(Stored data)
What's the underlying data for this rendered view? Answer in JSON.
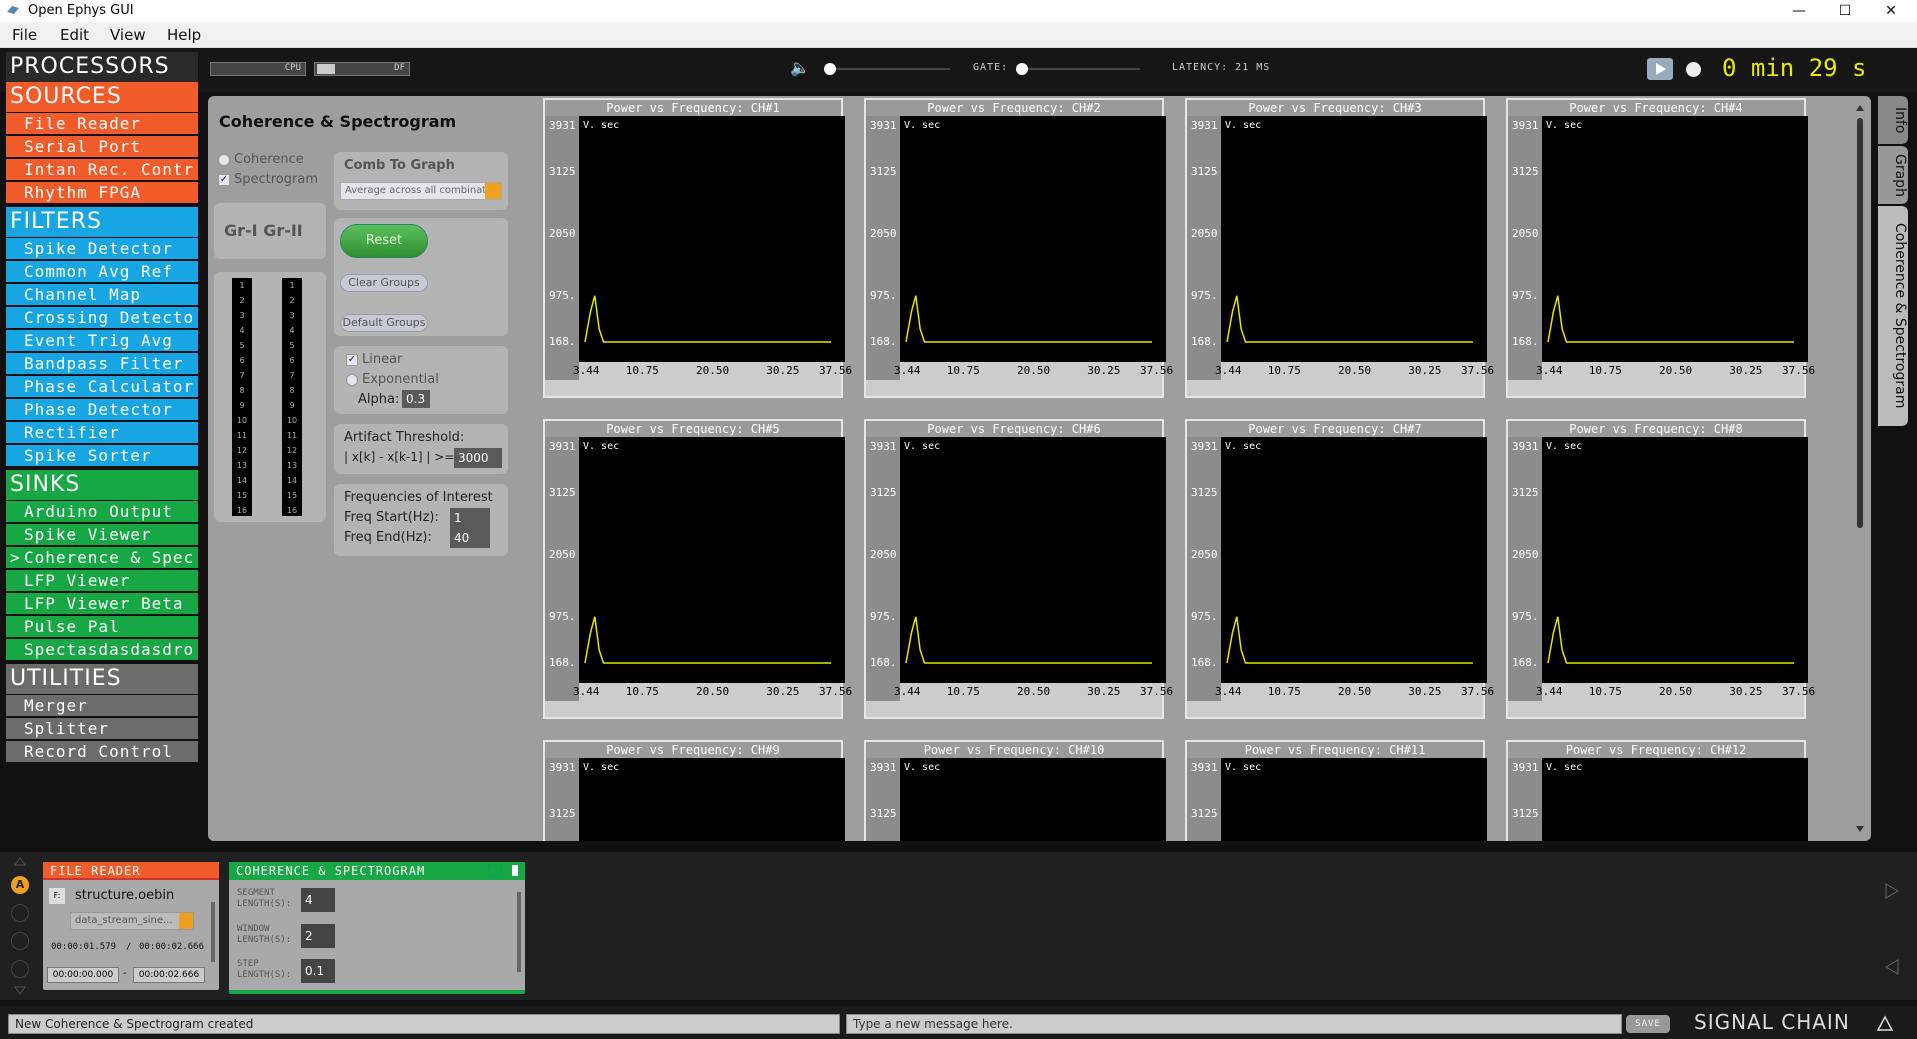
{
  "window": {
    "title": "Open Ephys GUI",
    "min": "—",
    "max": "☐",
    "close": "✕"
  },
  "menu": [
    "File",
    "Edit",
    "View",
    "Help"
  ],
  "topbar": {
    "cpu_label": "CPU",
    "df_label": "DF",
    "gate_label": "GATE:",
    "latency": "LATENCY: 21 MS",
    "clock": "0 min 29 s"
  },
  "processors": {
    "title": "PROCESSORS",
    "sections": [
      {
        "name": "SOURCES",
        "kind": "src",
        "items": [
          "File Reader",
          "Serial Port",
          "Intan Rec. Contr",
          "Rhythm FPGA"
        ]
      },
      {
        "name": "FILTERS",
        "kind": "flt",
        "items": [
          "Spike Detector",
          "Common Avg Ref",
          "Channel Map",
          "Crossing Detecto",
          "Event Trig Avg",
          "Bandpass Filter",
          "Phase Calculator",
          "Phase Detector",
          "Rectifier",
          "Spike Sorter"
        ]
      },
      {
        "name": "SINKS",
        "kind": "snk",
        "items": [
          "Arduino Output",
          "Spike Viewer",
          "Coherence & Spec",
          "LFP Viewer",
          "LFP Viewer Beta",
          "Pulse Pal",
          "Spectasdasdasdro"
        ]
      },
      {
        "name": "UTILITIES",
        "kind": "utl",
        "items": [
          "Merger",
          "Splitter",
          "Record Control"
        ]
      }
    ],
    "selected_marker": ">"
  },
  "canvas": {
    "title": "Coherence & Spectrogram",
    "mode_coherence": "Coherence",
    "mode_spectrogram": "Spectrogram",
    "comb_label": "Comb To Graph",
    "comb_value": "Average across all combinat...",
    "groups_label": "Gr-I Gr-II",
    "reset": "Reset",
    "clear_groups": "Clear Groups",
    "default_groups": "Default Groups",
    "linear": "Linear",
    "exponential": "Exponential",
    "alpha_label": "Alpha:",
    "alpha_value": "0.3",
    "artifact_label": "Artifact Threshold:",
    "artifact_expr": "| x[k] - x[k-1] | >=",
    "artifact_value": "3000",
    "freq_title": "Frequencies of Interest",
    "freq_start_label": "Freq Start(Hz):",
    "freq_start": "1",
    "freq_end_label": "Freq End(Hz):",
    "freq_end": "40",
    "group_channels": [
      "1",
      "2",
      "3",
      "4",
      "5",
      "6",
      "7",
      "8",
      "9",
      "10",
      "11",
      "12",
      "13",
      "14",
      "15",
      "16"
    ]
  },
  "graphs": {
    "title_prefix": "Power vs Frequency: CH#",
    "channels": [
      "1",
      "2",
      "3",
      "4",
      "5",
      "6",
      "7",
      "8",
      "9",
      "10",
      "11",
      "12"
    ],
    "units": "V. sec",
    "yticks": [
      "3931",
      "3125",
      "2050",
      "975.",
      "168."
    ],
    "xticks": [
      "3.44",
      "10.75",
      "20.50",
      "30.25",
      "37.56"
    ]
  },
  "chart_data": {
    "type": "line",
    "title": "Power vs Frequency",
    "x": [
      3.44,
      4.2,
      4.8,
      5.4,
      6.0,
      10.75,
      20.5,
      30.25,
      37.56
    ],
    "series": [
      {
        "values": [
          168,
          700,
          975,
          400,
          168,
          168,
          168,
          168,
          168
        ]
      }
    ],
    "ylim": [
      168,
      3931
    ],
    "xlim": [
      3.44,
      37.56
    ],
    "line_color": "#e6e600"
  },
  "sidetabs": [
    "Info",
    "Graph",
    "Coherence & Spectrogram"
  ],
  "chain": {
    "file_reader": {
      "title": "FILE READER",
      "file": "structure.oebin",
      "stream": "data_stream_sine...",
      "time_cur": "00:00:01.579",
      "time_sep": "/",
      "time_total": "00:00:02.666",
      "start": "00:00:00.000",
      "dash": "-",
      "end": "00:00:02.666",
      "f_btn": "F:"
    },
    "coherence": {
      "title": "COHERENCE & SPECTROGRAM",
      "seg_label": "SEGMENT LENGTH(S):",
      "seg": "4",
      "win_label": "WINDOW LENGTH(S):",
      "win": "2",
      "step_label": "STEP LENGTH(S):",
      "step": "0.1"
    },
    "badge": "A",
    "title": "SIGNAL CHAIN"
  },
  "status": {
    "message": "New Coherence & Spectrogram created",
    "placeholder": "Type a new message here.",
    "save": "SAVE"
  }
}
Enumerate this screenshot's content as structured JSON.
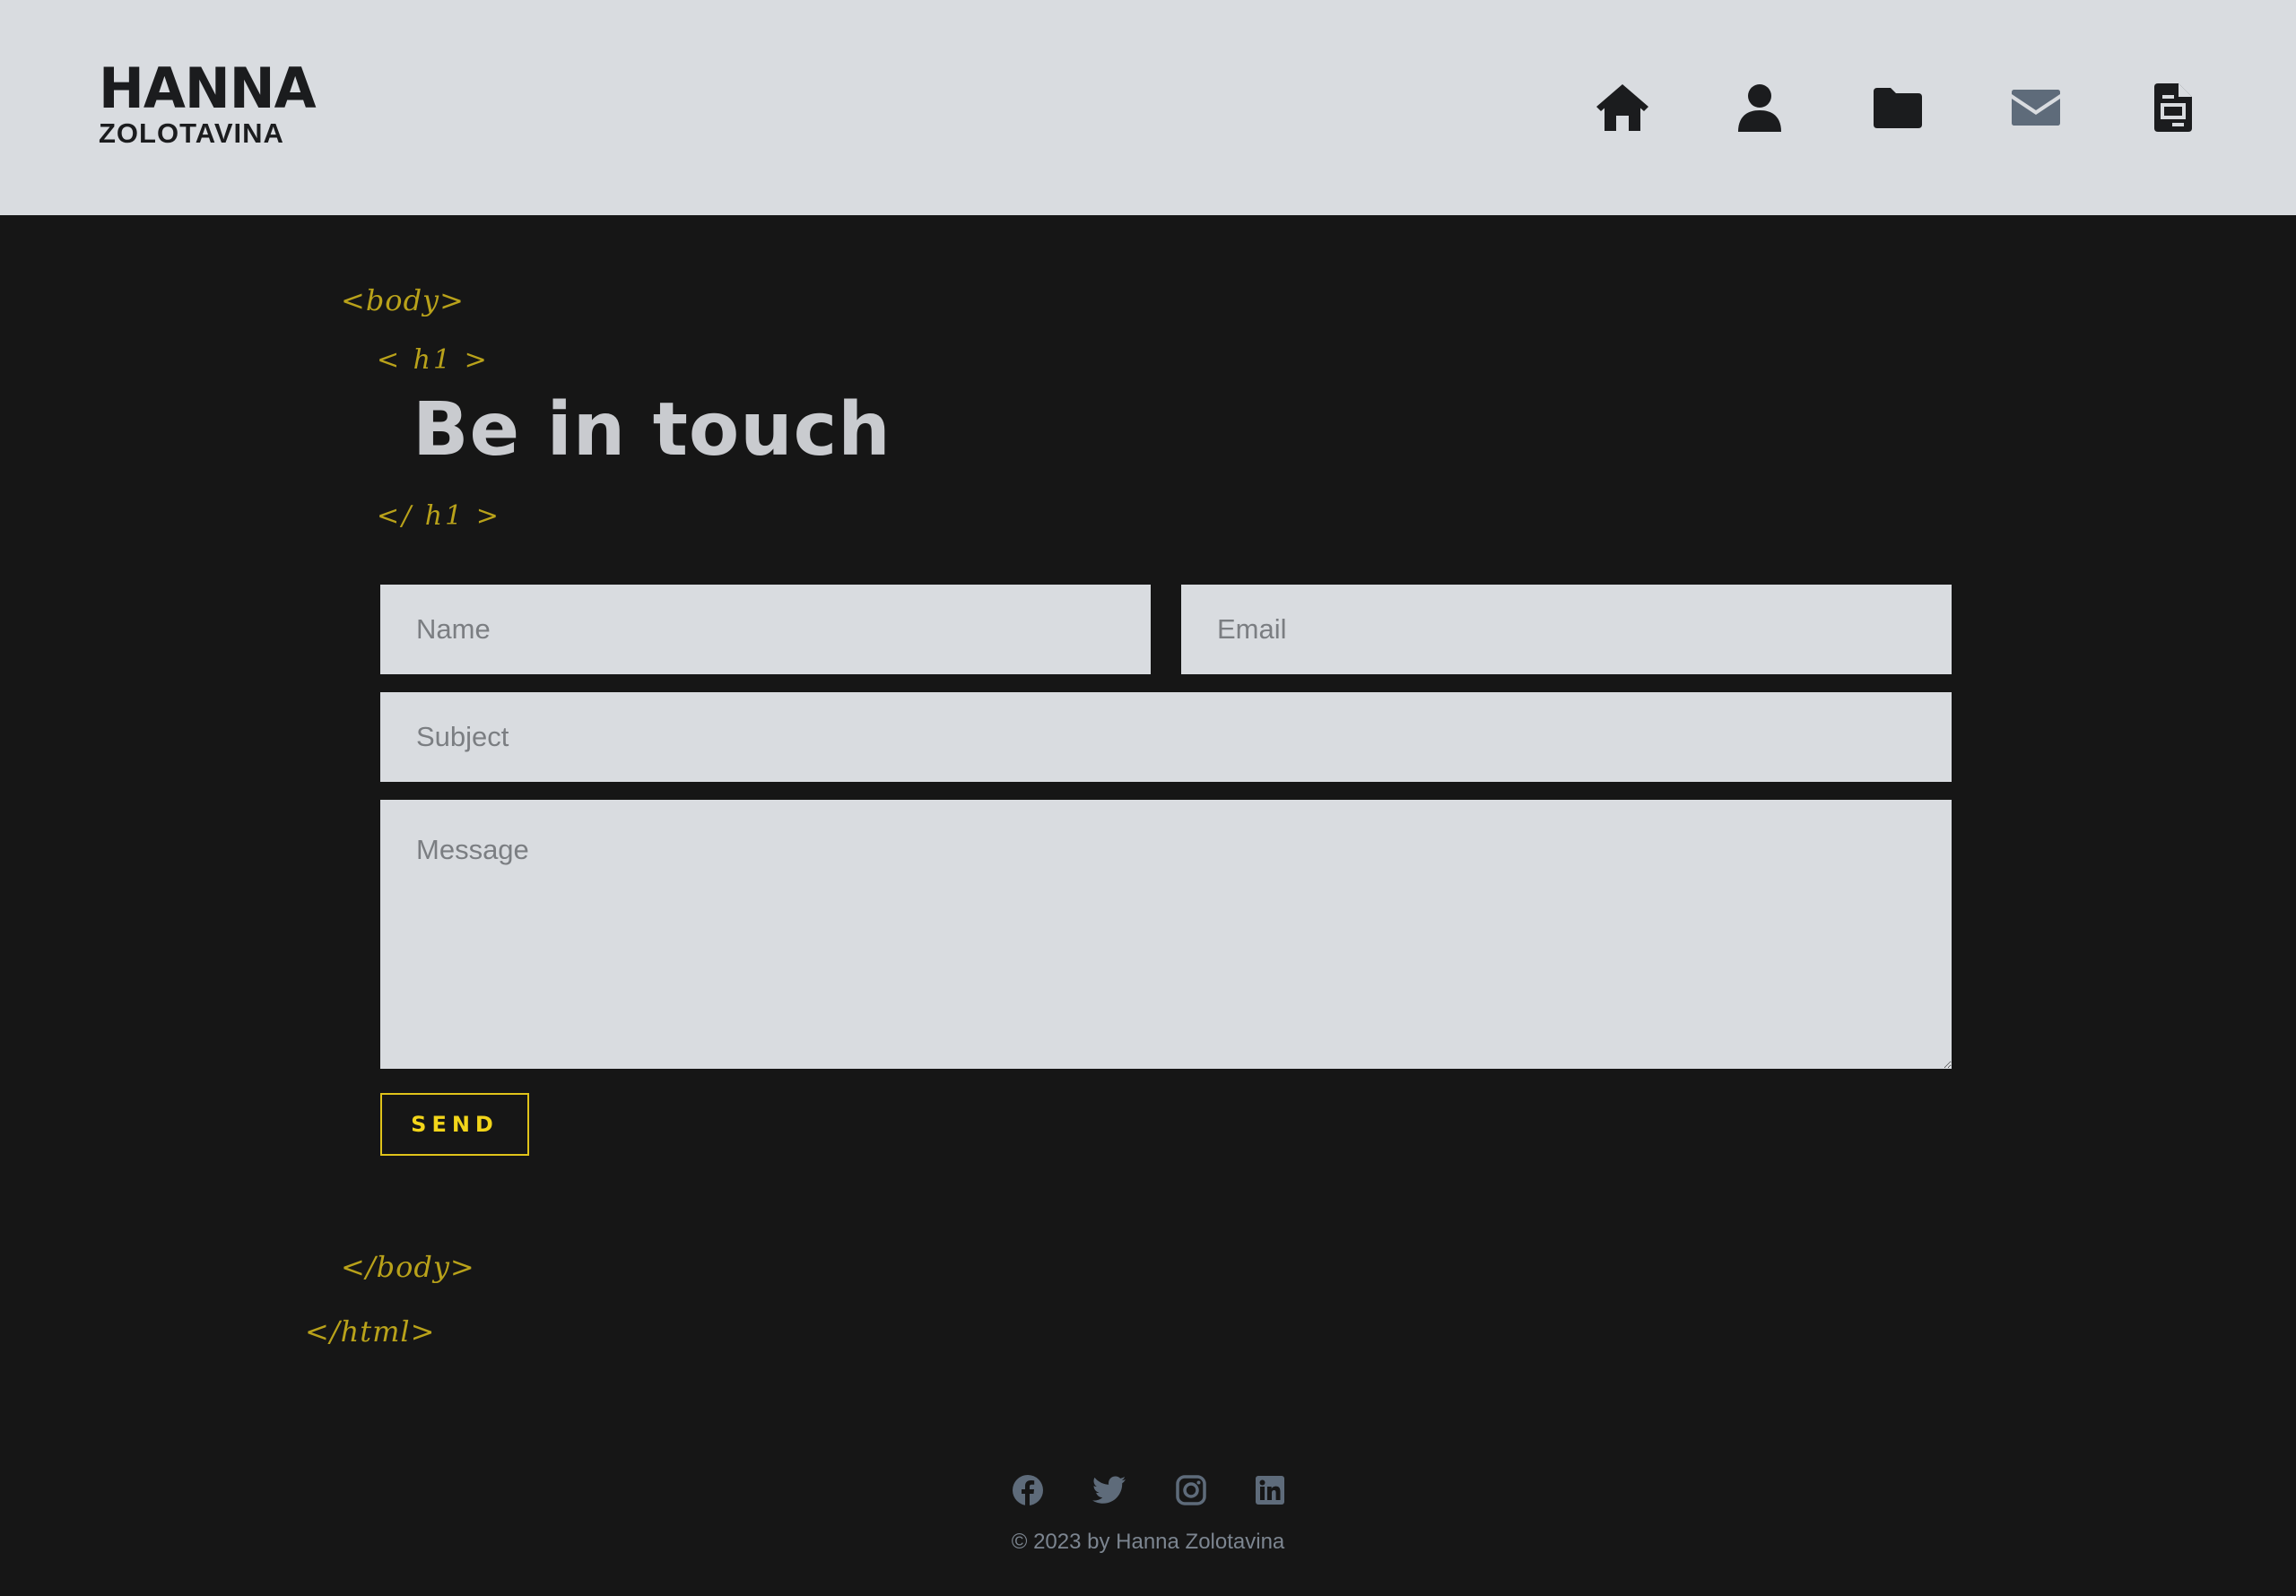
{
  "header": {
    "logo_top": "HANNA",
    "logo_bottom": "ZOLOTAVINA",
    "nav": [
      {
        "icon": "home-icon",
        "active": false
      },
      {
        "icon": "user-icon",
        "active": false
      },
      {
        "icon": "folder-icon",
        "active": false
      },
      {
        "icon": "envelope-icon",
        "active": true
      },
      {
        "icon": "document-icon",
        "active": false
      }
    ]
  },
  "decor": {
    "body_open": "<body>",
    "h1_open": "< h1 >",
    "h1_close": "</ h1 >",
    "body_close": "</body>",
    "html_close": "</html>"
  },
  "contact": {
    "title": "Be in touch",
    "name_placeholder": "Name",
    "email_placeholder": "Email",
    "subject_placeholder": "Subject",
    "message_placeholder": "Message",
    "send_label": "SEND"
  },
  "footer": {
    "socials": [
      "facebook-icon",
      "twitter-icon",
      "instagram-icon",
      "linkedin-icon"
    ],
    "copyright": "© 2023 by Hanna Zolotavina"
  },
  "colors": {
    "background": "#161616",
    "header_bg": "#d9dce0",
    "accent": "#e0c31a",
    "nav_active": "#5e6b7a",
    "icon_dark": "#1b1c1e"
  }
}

• _WHAT IS ASKED_: Drop the images and repeat the data exactly.

• _RESPONSE_:
What's the underlying data for this rendered view? Answer in JSON.
{
  "window": {
    "title": "Open Ephys GUI",
    "min": "—",
    "max": "☐",
    "close": "✕"
  },
  "menu": [
    "File",
    "Edit",
    "View",
    "Help"
  ],
  "topbar": {
    "cpu_label": "CPU",
    "df_label": "DF",
    "gate_label": "GATE:",
    "latency": "LATENCY: 21 MS",
    "clock": "0 min 29 s"
  },
  "processors": {
    "title": "PROCESSORS",
    "sections": [
      {
        "name": "SOURCES",
        "kind": "src",
        "items": [
          "File Reader",
          "Serial Port",
          "Intan Rec. Contr",
          "Rhythm FPGA"
        ]
      },
      {
        "name": "FILTERS",
        "kind": "flt",
        "items": [
          "Spike Detector",
          "Common Avg Ref",
          "Channel Map",
          "Crossing Detecto",
          "Event Trig Avg",
          "Bandpass Filter",
          "Phase Calculator",
          "Phase Detector",
          "Rectifier",
          "Spike Sorter"
        ]
      },
      {
        "name": "SINKS",
        "kind": "snk",
        "items": [
          "Arduino Output",
          "Spike Viewer",
          "Coherence & Spec",
          "LFP Viewer",
          "LFP Viewer Beta",
          "Pulse Pal",
          "Spectasdasdasdro"
        ]
      },
      {
        "name": "UTILITIES",
        "kind": "utl",
        "items": [
          "Merger",
          "Splitter",
          "Record Control"
        ]
      }
    ],
    "selected_marker": ">"
  },
  "canvas": {
    "title": "Coherence & Spectrogram",
    "mode_coherence": "Coherence",
    "mode_spectrogram": "Spectrogram",
    "comb_label": "Comb To Graph",
    "comb_value": "Average across all combinat...",
    "groups_label": "Gr-I Gr-II",
    "reset": "Reset",
    "clear_groups": "Clear Groups",
    "default_groups": "Default Groups",
    "linear": "Linear",
    "exponential": "Exponential",
    "alpha_label": "Alpha:",
    "alpha_value": "0.3",
    "artifact_label": "Artifact Threshold:",
    "artifact_expr": "| x[k] - x[k-1] | >=",
    "artifact_value": "3000",
    "freq_title": "Frequencies of Interest",
    "freq_start_label": "Freq Start(Hz):",
    "freq_start": "1",
    "freq_end_label": "Freq End(Hz):",
    "freq_end": "40",
    "group_channels": [
      "1",
      "2",
      "3",
      "4",
      "5",
      "6",
      "7",
      "8",
      "9",
      "10",
      "11",
      "12",
      "13",
      "14",
      "15",
      "16"
    ]
  },
  "graphs": {
    "title_prefix": "Power vs Frequency: CH#",
    "channels": [
      "1",
      "2",
      "3",
      "4",
      "5",
      "6",
      "7",
      "8",
      "9",
      "10",
      "11",
      "12"
    ],
    "units": "V. sec",
    "yticks": [
      "3931",
      "3125",
      "2050",
      "975.",
      "168."
    ],
    "xticks": [
      "3.44",
      "10.75",
      "20.50",
      "30.25",
      "37.56"
    ]
  },
  "chart_data": {
    "type": "line",
    "title": "Power vs Frequency",
    "x": [
      3.44,
      4.2,
      4.8,
      5.4,
      6.0,
      10.75,
      20.5,
      30.25,
      37.56
    ],
    "series": [
      {
        "values": [
          168,
          700,
          975,
          400,
          168,
          168,
          168,
          168,
          168
        ]
      }
    ],
    "ylim": [
      168,
      3931
    ],
    "xlim": [
      3.44,
      37.56
    ],
    "line_color": "#e6e600"
  },
  "sidetabs": [
    "Info",
    "Graph",
    "Coherence & Spectrogram"
  ],
  "chain": {
    "file_reader": {
      "title": "FILE READER",
      "file": "structure.oebin",
      "stream": "data_stream_sine...",
      "time_cur": "00:00:01.579",
      "time_sep": "/",
      "time_total": "00:00:02.666",
      "start": "00:00:00.000",
      "dash": "-",
      "end": "00:00:02.666",
      "f_btn": "F:"
    },
    "coherence": {
      "title": "COHERENCE & SPECTROGRAM",
      "seg_label": "SEGMENT LENGTH(S):",
      "seg": "4",
      "win_label": "WINDOW LENGTH(S):",
      "win": "2",
      "step_label": "STEP LENGTH(S):",
      "step": "0.1"
    },
    "badge": "A",
    "title": "SIGNAL CHAIN"
  },
  "status": {
    "message": "New Coherence & Spectrogram created",
    "placeholder": "Type a new message here.",
    "save": "SAVE"
  }
}
Enumerate this screenshot's content as structured JSON.
{
  "header": {
    "logo_top": "HANNA",
    "logo_bottom": "ZOLOTAVINA",
    "nav": [
      {
        "icon": "home-icon",
        "active": false
      },
      {
        "icon": "user-icon",
        "active": false
      },
      {
        "icon": "folder-icon",
        "active": false
      },
      {
        "icon": "envelope-icon",
        "active": true
      },
      {
        "icon": "document-icon",
        "active": false
      }
    ]
  },
  "decor": {
    "body_open": "<body>",
    "h1_open": "< h1 >",
    "h1_close": "</ h1 >",
    "body_close": "</body>",
    "html_close": "</html>"
  },
  "contact": {
    "title": "Be in touch",
    "name_placeholder": "Name",
    "email_placeholder": "Email",
    "subject_placeholder": "Subject",
    "message_placeholder": "Message",
    "send_label": "SEND"
  },
  "footer": {
    "socials": [
      "facebook-icon",
      "twitter-icon",
      "instagram-icon",
      "linkedin-icon"
    ],
    "copyright": "© 2023 by Hanna Zolotavina"
  },
  "colors": {
    "background": "#161616",
    "header_bg": "#d9dce0",
    "accent": "#e0c31a",
    "nav_active": "#5e6b7a",
    "icon_dark": "#1b1c1e"
  }
}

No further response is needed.